- [PROBLEM DESCRIPTION]: Return every entry exactly.

- [Dataset items]:
■ ■ ■
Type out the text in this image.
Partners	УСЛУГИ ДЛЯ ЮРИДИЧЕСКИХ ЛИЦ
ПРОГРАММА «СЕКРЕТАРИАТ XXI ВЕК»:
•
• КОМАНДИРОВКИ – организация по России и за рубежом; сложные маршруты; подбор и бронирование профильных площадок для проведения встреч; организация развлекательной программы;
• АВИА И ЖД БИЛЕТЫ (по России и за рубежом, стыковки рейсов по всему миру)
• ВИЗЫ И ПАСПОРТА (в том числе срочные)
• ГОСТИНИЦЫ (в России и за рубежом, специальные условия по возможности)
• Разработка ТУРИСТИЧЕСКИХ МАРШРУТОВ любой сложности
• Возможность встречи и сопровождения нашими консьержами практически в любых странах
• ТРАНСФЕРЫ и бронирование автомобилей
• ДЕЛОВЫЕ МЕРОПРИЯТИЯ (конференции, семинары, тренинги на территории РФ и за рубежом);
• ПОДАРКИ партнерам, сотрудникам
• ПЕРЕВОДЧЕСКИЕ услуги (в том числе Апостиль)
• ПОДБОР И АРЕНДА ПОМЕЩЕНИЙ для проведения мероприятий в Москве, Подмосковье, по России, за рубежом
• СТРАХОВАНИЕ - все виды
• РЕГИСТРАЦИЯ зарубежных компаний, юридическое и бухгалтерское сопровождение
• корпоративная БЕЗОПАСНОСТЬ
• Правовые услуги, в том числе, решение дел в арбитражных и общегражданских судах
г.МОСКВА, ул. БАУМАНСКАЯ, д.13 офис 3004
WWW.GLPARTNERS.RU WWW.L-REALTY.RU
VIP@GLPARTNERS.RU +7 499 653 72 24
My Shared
■ ■ ■
- [ANSWER TO THIS TASK]:
Type out the text in this image.
Partners	УСЛУГИ ДЛЯ ЮРИДИЧЕСКИХ ЛИЦ
ПРОГРАММА «СЕКРЕТАРИАТ XXI ВЕК»:
•
• КОМАНДИРОВКИ – организация по России и за рубежом; сложные маршруты; подбор и бронирование профильных площадок для проведения встреч; организация развлекательной программы;
• АВИА И ЖД БИЛЕТЫ (по России и за рубежом, стыковки рейсов по всему миру)
• ВИЗЫ И ПАСПОРТА (в том числе срочные)
• ГОСТИНИЦЫ (в России и за рубежом, специальные условия по возможности)
• Разработка ТУРИСТИЧЕСКИХ МАРШРУТОВ любой сложности
• Возможность встречи и сопровождения нашими консьержами практически в любых странах
• ТРАНСФЕРЫ и бронирование автомобилей
• ДЕЛОВЫЕ МЕРОПРИЯТИЯ (конференции, семинары, тренинги на территории РФ и за рубежом);
• ПОДАРКИ партнерам, сотрудникам
• ПЕРЕВОДЧЕСКИЕ услуги (в том числе Апостиль)
• ПОДБОР И АРЕНДА ПОМЕЩЕНИЙ для проведения мероприятий в Москве, Подмосковье, по России, за рубежом
• СТРАХОВАНИЕ - все виды
• РЕГИСТРАЦИЯ зарубежных компаний, юридическое и бухгалтерское сопровождение
• корпоративная БЕЗОПАСНОСТЬ
• Правовые услуги, в том числе, решение дел в арбитражных и общегражданских судах
г.МОСКВА, ул. БАУМАНСКАЯ, д.13 офис 3004
WWW.GLPARTNERS.RU WWW.L-REALTY.RU
VIP@GLPARTNERS.RU +7 499 653 72 24
My Shared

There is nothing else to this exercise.